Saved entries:
┌────────
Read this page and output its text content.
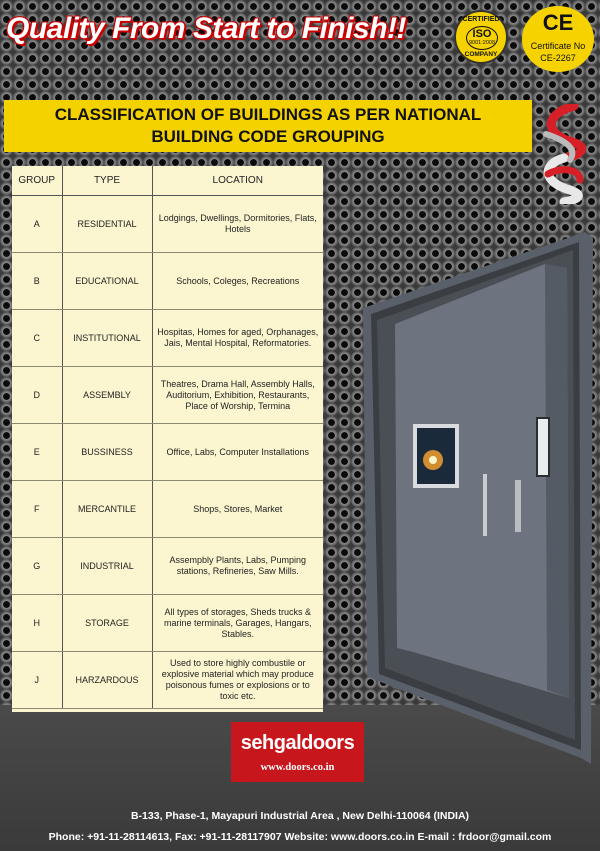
Quality From Start to Finish!!	CERTIFIED
ISO
9001:2008
COMPANY
CE
Certificate No
CE-2267
CLASSIFICATION OF BUILDINGS AS PER NATIONAL
BUILDING CODE GROUPING
GROUP	TYPE	LOCATION
A	RESIDENTIAL	Lodgings, Dwellings, Dormitories, Flats, Hotels
B	EDUCATIONAL	Schools, Coleges, Recreations
C	INSTITUTIONAL	Hospitas, Homes for aged, Orphanages, Jais, Mental Hospital, Reformatories.
D	ASSEMBLY	Theatres, Drama Hall, Assembly Halls, Auditorium, Exhibition, Restaurants, Place of Worship, Termina
E	BUSSINESS	Office, Labs, Computer Installations
F	MERCANTILE	Shops, Stores, Market
G	INDUSTRIAL	Assempbly Plants, Labs, Pumping stations, Refineries, Saw Mills.
H	STORAGE	All types of storages, Sheds trucks & marine terminals, Garages, Hangars, Stables.
J	HARZARDOUS	Used to store highly combustile or explosive material which may produce poisonous fumes or explosions or to toxic etc.
sehgaldoors
www.doors.co.in
B-133, Phase-1, Mayapuri Industrial Area , New Delhi-110064 (INDIA)
Phone: +91-11-28114613, Fax: +91-11-28117907 Website: www.doors.co.in E-mail : frdoor@gmail.com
└────────
Select the lines that carry the string "Labs" and copy them.

[Output of the task]
E	BUSSINESS	Office, Labs, Computer Installations
G	INDUSTRIAL	Assempbly Plants, Labs, Pumping stations, Refineries, Saw Mills.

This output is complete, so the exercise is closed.